_Problem description_: Identify every line in the records below that contains the word "this", and copy each of those lines.

===== Material

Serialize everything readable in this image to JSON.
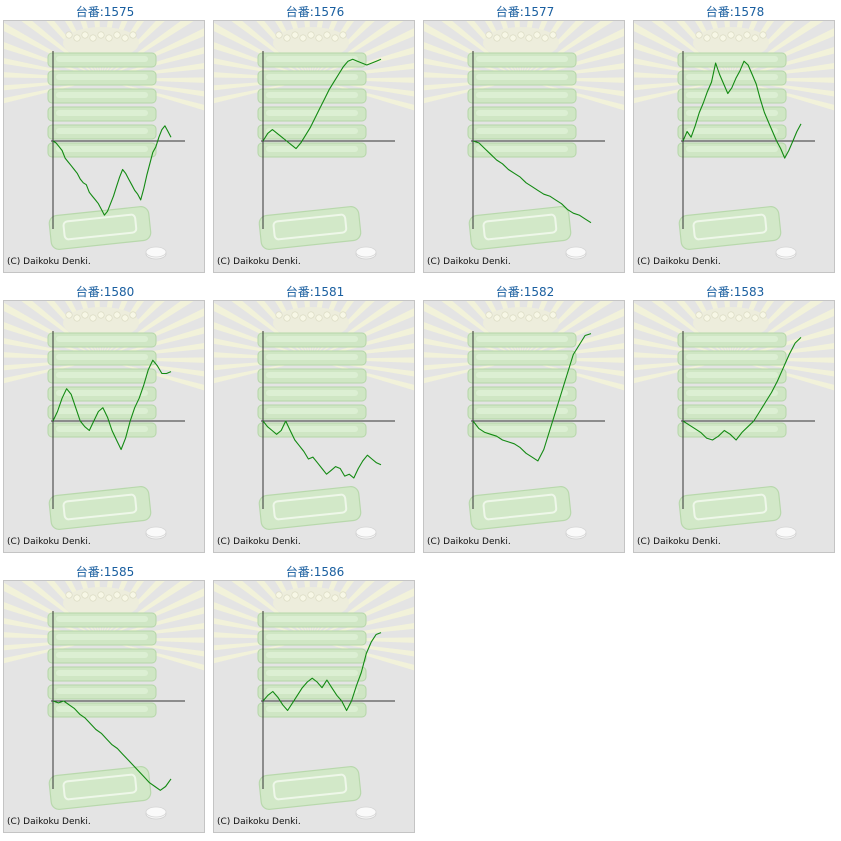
{
  "copyright": "(C) Daikoku Denki.",
  "colors": {
    "line": "#138a13",
    "axis": "#333333",
    "title": "#1a5fa0",
    "panel": "#e4e4e4"
  },
  "chart_data": [
    {
      "type": "line",
      "title": "台番:1575",
      "values": [
        0,
        -2,
        -6,
        -10,
        -18,
        -22,
        -26,
        -30,
        -34,
        -40,
        -44,
        -46,
        -54,
        -58,
        -62,
        -66,
        -72,
        -78,
        -74,
        -66,
        -58,
        -48,
        -38,
        -30,
        -34,
        -40,
        -46,
        -52,
        -56,
        -62,
        -50,
        -36,
        -24,
        -12,
        -6,
        4,
        12,
        16,
        10,
        4
      ]
    },
    {
      "type": "line",
      "title": "台番:1576",
      "values": [
        0,
        8,
        12,
        8,
        4,
        0,
        -4,
        -8,
        -2,
        6,
        14,
        24,
        34,
        44,
        54,
        62,
        70,
        78,
        84,
        86,
        84,
        82,
        80,
        82,
        84,
        86
      ]
    },
    {
      "type": "line",
      "title": "台番:1577",
      "values": [
        0,
        -2,
        -8,
        -14,
        -20,
        -24,
        -30,
        -34,
        -38,
        -44,
        -48,
        -52,
        -56,
        -58,
        -62,
        -66,
        -72,
        -76,
        -78,
        -82,
        -86
      ]
    },
    {
      "type": "line",
      "title": "台番:1578",
      "values": [
        0,
        10,
        4,
        16,
        30,
        40,
        52,
        62,
        82,
        70,
        60,
        50,
        56,
        66,
        74,
        84,
        80,
        70,
        60,
        44,
        30,
        20,
        10,
        0,
        -8,
        -18,
        -10,
        0,
        10,
        18
      ]
    },
    {
      "type": "line",
      "title": "台番:1580",
      "values": [
        0,
        10,
        24,
        34,
        28,
        14,
        0,
        -6,
        -10,
        0,
        10,
        14,
        4,
        -10,
        -20,
        -30,
        -18,
        0,
        14,
        24,
        38,
        54,
        64,
        58,
        50,
        50,
        52
      ]
    },
    {
      "type": "line",
      "title": "台番:1581",
      "values": [
        0,
        -6,
        -10,
        -14,
        -10,
        0,
        -10,
        -20,
        -26,
        -32,
        -40,
        -38,
        -44,
        -50,
        -56,
        -52,
        -48,
        -50,
        -58,
        -56,
        -60,
        -50,
        -42,
        -36,
        -40,
        -44,
        -46
      ]
    },
    {
      "type": "line",
      "title": "台番:1582",
      "values": [
        0,
        -8,
        -12,
        -14,
        -16,
        -20,
        -22,
        -24,
        -28,
        -34,
        -38,
        -42,
        -30,
        -10,
        10,
        30,
        50,
        70,
        80,
        90,
        92
      ]
    },
    {
      "type": "line",
      "title": "台番:1583",
      "values": [
        0,
        -4,
        -8,
        -12,
        -18,
        -20,
        -16,
        -10,
        -14,
        -20,
        -12,
        -6,
        0,
        10,
        20,
        30,
        42,
        56,
        70,
        82,
        88
      ]
    },
    {
      "type": "line",
      "title": "台番:1585",
      "values": [
        0,
        -2,
        0,
        -4,
        -8,
        -14,
        -18,
        -24,
        -30,
        -34,
        -40,
        -46,
        -50,
        -56,
        -62,
        -68,
        -74,
        -80,
        -86,
        -90,
        -94,
        -90,
        -82
      ]
    },
    {
      "type": "line",
      "title": "台番:1586",
      "values": [
        0,
        6,
        10,
        4,
        -4,
        -10,
        -2,
        6,
        14,
        20,
        24,
        20,
        14,
        22,
        14,
        6,
        0,
        -10,
        0,
        16,
        30,
        50,
        62,
        70,
        72
      ]
    }
  ]
}
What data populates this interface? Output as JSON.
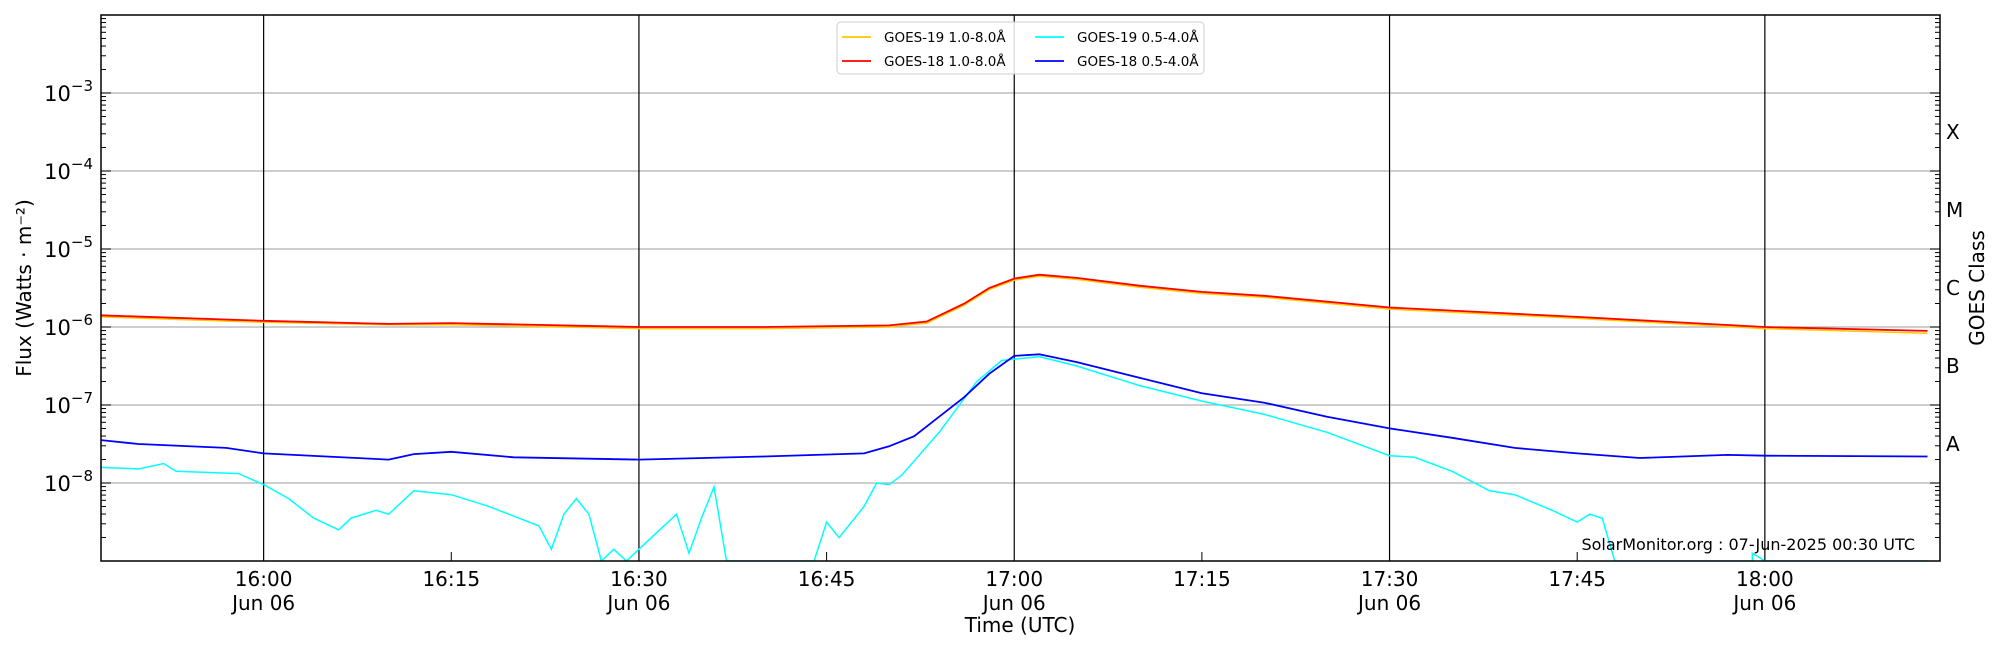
{
  "chart_data": {
    "type": "line",
    "title": "",
    "xlabel": "Time (UTC)",
    "ylabel": "Flux (Watts · m⁻²)",
    "y2label": "GOES Class",
    "yscale": "log",
    "ylim_log10": [
      -9,
      -2
    ],
    "xlim": [
      "15:47",
      "18:14"
    ],
    "grid": true,
    "legend_placement": "top-center",
    "yticks": [
      {
        "log10": -8,
        "base": "10",
        "exp": "−8"
      },
      {
        "log10": -7,
        "base": "10",
        "exp": "−7"
      },
      {
        "log10": -6,
        "base": "10",
        "exp": "−6"
      },
      {
        "log10": -5,
        "base": "10",
        "exp": "−5"
      },
      {
        "log10": -4,
        "base": "10",
        "exp": "−4"
      },
      {
        "log10": -3,
        "base": "10",
        "exp": "−3"
      }
    ],
    "goes_classes": [
      {
        "label": "A",
        "log10": -7.5
      },
      {
        "label": "B",
        "log10": -6.5
      },
      {
        "label": "C",
        "log10": -5.5
      },
      {
        "label": "M",
        "log10": -4.5
      },
      {
        "label": "X",
        "log10": -3.5
      }
    ],
    "xticks": [
      {
        "time": "16:00",
        "label": "16:00",
        "date": "Jun 06",
        "major": true
      },
      {
        "time": "16:15",
        "label": "16:15",
        "date": "",
        "major": false
      },
      {
        "time": "16:30",
        "label": "16:30",
        "date": "Jun 06",
        "major": true
      },
      {
        "time": "16:45",
        "label": "16:45",
        "date": "",
        "major": false
      },
      {
        "time": "17:00",
        "label": "17:00",
        "date": "Jun 06",
        "major": true
      },
      {
        "time": "17:15",
        "label": "17:15",
        "date": "",
        "major": false
      },
      {
        "time": "17:30",
        "label": "17:30",
        "date": "Jun 06",
        "major": true
      },
      {
        "time": "17:45",
        "label": "17:45",
        "date": "",
        "major": false
      },
      {
        "time": "18:00",
        "label": "18:00",
        "date": "Jun 06",
        "major": true
      }
    ],
    "series": [
      {
        "name": "GOES-19 1.0-8.0Å",
        "color": "#ffc800",
        "points": [
          [
            "15:47",
            -5.87
          ],
          [
            "16:00",
            -5.94
          ],
          [
            "16:10",
            -5.97
          ],
          [
            "16:15",
            -5.97
          ],
          [
            "16:30",
            -6.02
          ],
          [
            "16:40",
            -6.02
          ],
          [
            "16:50",
            -6.0
          ],
          [
            "16:53",
            -5.95
          ],
          [
            "16:56",
            -5.72
          ],
          [
            "16:58",
            -5.52
          ],
          [
            "17:00",
            -5.4
          ],
          [
            "17:02",
            -5.35
          ],
          [
            "17:05",
            -5.39
          ],
          [
            "17:10",
            -5.49
          ],
          [
            "17:15",
            -5.57
          ],
          [
            "17:20",
            -5.62
          ],
          [
            "17:30",
            -5.77
          ],
          [
            "17:45",
            -5.89
          ],
          [
            "18:00",
            -6.02
          ],
          [
            "18:13",
            -6.08
          ]
        ]
      },
      {
        "name": "GOES-18 1.0-8.0Å",
        "color": "#ff0000",
        "points": [
          [
            "15:47",
            -5.85
          ],
          [
            "16:00",
            -5.92
          ],
          [
            "16:10",
            -5.96
          ],
          [
            "16:15",
            -5.95
          ],
          [
            "16:30",
            -6.0
          ],
          [
            "16:40",
            -6.0
          ],
          [
            "16:50",
            -5.98
          ],
          [
            "16:53",
            -5.93
          ],
          [
            "16:56",
            -5.7
          ],
          [
            "16:58",
            -5.5
          ],
          [
            "17:00",
            -5.38
          ],
          [
            "17:02",
            -5.33
          ],
          [
            "17:05",
            -5.37
          ],
          [
            "17:10",
            -5.47
          ],
          [
            "17:15",
            -5.55
          ],
          [
            "17:20",
            -5.6
          ],
          [
            "17:30",
            -5.75
          ],
          [
            "17:45",
            -5.87
          ],
          [
            "18:00",
            -6.0
          ],
          [
            "18:13",
            -6.05
          ]
        ]
      },
      {
        "name": "GOES-19 0.5-4.0Å",
        "color": "#00ffff",
        "points": [
          [
            "15:47",
            -7.8
          ],
          [
            "15:50",
            -7.82
          ],
          [
            "15:52",
            -7.75
          ],
          [
            "15:53",
            -7.85
          ],
          [
            "15:58",
            -7.88
          ],
          [
            "16:00",
            -8.02
          ],
          [
            "16:02",
            -8.2
          ],
          [
            "16:04",
            -8.45
          ],
          [
            "16:06",
            -8.6
          ],
          [
            "16:07",
            -8.45
          ],
          [
            "16:09",
            -8.35
          ],
          [
            "16:10",
            -8.4
          ],
          [
            "16:12",
            -8.1
          ],
          [
            "16:15",
            -8.15
          ],
          [
            "16:18",
            -8.3
          ],
          [
            "16:22",
            -8.55
          ],
          [
            "16:23",
            -8.85
          ],
          [
            "16:24",
            -8.4
          ],
          [
            "16:25",
            -8.2
          ],
          [
            "16:26",
            -8.4
          ],
          [
            "16:27",
            -9.0
          ],
          [
            "16:28",
            -8.85
          ],
          [
            "16:29",
            -9.0
          ],
          [
            "16:31",
            -8.7
          ],
          [
            "16:33",
            -8.4
          ],
          [
            "16:34",
            -8.9
          ],
          [
            "16:35",
            -8.45
          ],
          [
            "16:36",
            -8.05
          ],
          [
            "16:37",
            -9.0
          ],
          [
            "16:44",
            -9.0
          ],
          [
            "16:45",
            -8.5
          ],
          [
            "16:46",
            -8.7
          ],
          [
            "16:48",
            -8.3
          ],
          [
            "16:49",
            -8.0
          ],
          [
            "16:50",
            -8.02
          ],
          [
            "16:51",
            -7.9
          ],
          [
            "16:54",
            -7.35
          ],
          [
            "16:57",
            -6.7
          ],
          [
            "16:59",
            -6.43
          ],
          [
            "17:02",
            -6.38
          ],
          [
            "17:05",
            -6.5
          ],
          [
            "17:10",
            -6.75
          ],
          [
            "17:15",
            -6.95
          ],
          [
            "17:20",
            -7.12
          ],
          [
            "17:25",
            -7.35
          ],
          [
            "17:30",
            -7.65
          ],
          [
            "17:32",
            -7.67
          ],
          [
            "17:35",
            -7.85
          ],
          [
            "17:38",
            -8.1
          ],
          [
            "17:40",
            -8.15
          ],
          [
            "17:43",
            -8.35
          ],
          [
            "17:45",
            -8.5
          ],
          [
            "17:46",
            -8.4
          ],
          [
            "17:47",
            -8.45
          ],
          [
            "17:48",
            -9.0
          ],
          [
            "17:59",
            -9.0
          ],
          [
            "17:59",
            -8.9
          ],
          [
            "18:00",
            -9.0
          ],
          [
            "18:13",
            -9.0
          ]
        ]
      },
      {
        "name": "GOES-18 0.5-4.0Å",
        "color": "#0000ff",
        "points": [
          [
            "15:47",
            -7.45
          ],
          [
            "15:50",
            -7.5
          ],
          [
            "15:57",
            -7.55
          ],
          [
            "16:00",
            -7.62
          ],
          [
            "16:05",
            -7.66
          ],
          [
            "16:10",
            -7.7
          ],
          [
            "16:12",
            -7.63
          ],
          [
            "16:15",
            -7.6
          ],
          [
            "16:20",
            -7.67
          ],
          [
            "16:30",
            -7.7
          ],
          [
            "16:40",
            -7.66
          ],
          [
            "16:48",
            -7.62
          ],
          [
            "16:50",
            -7.53
          ],
          [
            "16:52",
            -7.4
          ],
          [
            "16:54",
            -7.15
          ],
          [
            "16:56",
            -6.9
          ],
          [
            "16:58",
            -6.6
          ],
          [
            "17:00",
            -6.37
          ],
          [
            "17:02",
            -6.35
          ],
          [
            "17:05",
            -6.45
          ],
          [
            "17:10",
            -6.65
          ],
          [
            "17:15",
            -6.85
          ],
          [
            "17:20",
            -6.97
          ],
          [
            "17:25",
            -7.15
          ],
          [
            "17:30",
            -7.3
          ],
          [
            "17:35",
            -7.42
          ],
          [
            "17:40",
            -7.55
          ],
          [
            "17:45",
            -7.62
          ],
          [
            "17:50",
            -7.68
          ],
          [
            "17:57",
            -7.64
          ],
          [
            "18:00",
            -7.65
          ],
          [
            "18:13",
            -7.66
          ]
        ]
      }
    ],
    "annotation": "SolarMonitor.org : 07-Jun-2025 00:30 UTC"
  }
}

==========

_Written solution_:
Serialize everything readable in this image to JSON.
What data populates this interface? Output as JSON.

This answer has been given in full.